• _Goals_
1. From the blog post, repeat everything from "I speak, of" down to "time in jail." word for word.
2. Using the blog post, answer these:
(a) Between which two dates were the 'Original Article' links nullified?
(b) In what year did the 14 farmers openly break the export laws?
(c) Which two grains did those export laws govern?

* Begin Document text *

Democracy Gone Astray

Democracy, being a human construct, needs to be thought of as directionality rather than an object. As such, to understand it requires not so much a description of existing structures and/or other related phenomena but a declaration of intentionality.
This blog aims at creating labeled lists of published infringements of such intentionality, of points in time where democracy strays from its intended directionality. In addition to outright infringements, this blog also collects important contemporary information and/or discussions that impact our socio-political landscape.

All the posts here were published in the electronic media – main-stream as well as fringe, and maintain links to the original texts.

[NOTE: Due to changes I haven't caught on time in the blogging software, all of the 'Original Article' links were nullified between September 11, 2012 and December 11, 2012. My apologies.]

Sunday, August 25, 2013

Grass crime no! Grain crime yes! The inconsistencies of Prime Minister Harper

Prime Minister Stephen Harper is open in his disdain for Liberal Leader Justin Trudeau's politically calculated admission he has recently consumed marijuana.

Fair enough under the circumstances, I guess. I'm enough of an old fuddy-duddy myself to feel that a citizen, let alone a Parliamentarian, ought to obey a law even if he or she is working to have it overturned as ill-conceived, harmful or unneeded.

So I have to admit that Trudeau's comment left me feeling uncomfortable, especially since it so clearly illustrated the difference in the way the law treats a well-off young man with powerful connections and working class kids with no house, little influence and a beater or a bus for a ride.

Still, it must trouble our wedge-obsessed prime minister that one of his principal political opponents has concluded that what has worked as an effective wedge issue for the governing Conservatives might work just as well from the other side for the third party in Parliament.

As used to be said in the car rental business, after all, when you're only No. 2 -- or No. 3 in the case of the Liberals in the House of Commons -- you have to try harder. It must strike fear in the heart of the PM -- who doesn't really try very hard at all these days, other than to find the most convenient wedge issue -- that what worked for Avis might prove effective for young Mr. Trudeau and his Liberals as well!

Unmentioned in the coverage of this brouhaha, however, has been Harper's inconsistency when dealing with lawbreakers whose misdemeanours involve other vegetative materials. Indeed, his hypocritical rallying cry seems to be: "Grass crime no! Grain crime yes!"

I speak, of course, of the PM's admiration, affection and support for the 14 farmers -- one of whom is now an Alberta legislator himself -- who in 2002 openly broke the laws governing how to export wheat and barley to the United States. A dozen of them were eventually found guilty of willfully breaking several laws and served time in jail.

If you are a lawbreaker who takes a couple of tokes at home and admits it, apparently you earn a curled lip and Harper's undying contempt.

* End Document text *
* Begin Record list *

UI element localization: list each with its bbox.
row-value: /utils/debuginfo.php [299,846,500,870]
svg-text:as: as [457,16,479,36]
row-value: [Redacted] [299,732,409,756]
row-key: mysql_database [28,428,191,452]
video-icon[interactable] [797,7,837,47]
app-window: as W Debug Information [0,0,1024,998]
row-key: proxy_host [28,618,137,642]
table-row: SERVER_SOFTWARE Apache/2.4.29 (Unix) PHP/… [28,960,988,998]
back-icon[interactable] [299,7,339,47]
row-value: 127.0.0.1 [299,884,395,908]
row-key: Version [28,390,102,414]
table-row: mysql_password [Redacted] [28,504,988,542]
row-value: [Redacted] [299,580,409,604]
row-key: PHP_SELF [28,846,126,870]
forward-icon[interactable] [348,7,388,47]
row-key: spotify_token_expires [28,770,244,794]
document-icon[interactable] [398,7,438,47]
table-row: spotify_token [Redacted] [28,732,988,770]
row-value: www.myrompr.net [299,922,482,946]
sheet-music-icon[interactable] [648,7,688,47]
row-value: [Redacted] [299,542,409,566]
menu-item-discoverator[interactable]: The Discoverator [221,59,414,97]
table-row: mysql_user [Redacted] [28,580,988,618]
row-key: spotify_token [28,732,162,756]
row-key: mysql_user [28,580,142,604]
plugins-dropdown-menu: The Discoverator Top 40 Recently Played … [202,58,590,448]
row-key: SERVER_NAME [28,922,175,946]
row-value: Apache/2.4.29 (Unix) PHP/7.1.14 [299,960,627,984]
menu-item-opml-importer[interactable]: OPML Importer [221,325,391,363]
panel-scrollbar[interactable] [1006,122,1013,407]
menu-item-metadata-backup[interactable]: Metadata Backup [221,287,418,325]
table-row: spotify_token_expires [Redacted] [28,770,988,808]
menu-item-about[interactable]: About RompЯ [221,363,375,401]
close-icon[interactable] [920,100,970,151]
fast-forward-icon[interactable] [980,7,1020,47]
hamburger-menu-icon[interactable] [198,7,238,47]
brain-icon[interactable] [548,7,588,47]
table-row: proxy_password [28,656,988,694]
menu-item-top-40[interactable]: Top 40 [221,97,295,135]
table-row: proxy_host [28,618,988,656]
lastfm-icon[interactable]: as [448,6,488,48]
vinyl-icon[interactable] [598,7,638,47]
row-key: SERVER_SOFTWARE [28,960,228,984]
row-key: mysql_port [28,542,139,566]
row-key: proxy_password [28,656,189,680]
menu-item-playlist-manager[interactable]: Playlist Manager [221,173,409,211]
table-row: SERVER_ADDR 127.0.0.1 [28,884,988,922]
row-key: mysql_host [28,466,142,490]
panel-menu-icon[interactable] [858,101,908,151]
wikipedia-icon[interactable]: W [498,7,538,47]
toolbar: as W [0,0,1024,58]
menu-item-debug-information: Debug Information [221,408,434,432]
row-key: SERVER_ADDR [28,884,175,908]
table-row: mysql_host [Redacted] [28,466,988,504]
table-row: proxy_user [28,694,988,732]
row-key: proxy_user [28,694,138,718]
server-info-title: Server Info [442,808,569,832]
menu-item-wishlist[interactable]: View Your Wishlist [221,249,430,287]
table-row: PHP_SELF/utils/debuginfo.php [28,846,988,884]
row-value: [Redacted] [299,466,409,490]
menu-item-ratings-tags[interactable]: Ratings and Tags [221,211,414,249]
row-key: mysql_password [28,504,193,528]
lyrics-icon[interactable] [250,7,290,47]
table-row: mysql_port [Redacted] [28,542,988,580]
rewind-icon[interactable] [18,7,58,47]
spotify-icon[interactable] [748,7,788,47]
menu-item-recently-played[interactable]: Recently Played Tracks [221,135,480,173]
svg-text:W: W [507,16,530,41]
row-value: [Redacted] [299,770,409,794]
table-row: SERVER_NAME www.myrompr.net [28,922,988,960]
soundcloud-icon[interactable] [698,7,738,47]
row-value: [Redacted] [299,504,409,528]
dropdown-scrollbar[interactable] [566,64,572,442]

* End Record list *

• _Solutions below_
1.
I speak, of course, of the PM's admiration, affection and support for the 14 farmers -- one of whom is now an Alberta legislator himself -- who in 2002 openly broke the laws governing how to export wheat and barley to the United States. A dozen of them were eventually found guilty of willfully breaking several laws and served time in jail.

2.
(a) September 11, 2012 and December 11, 2012
(b) 2002
(c) Wheat and barley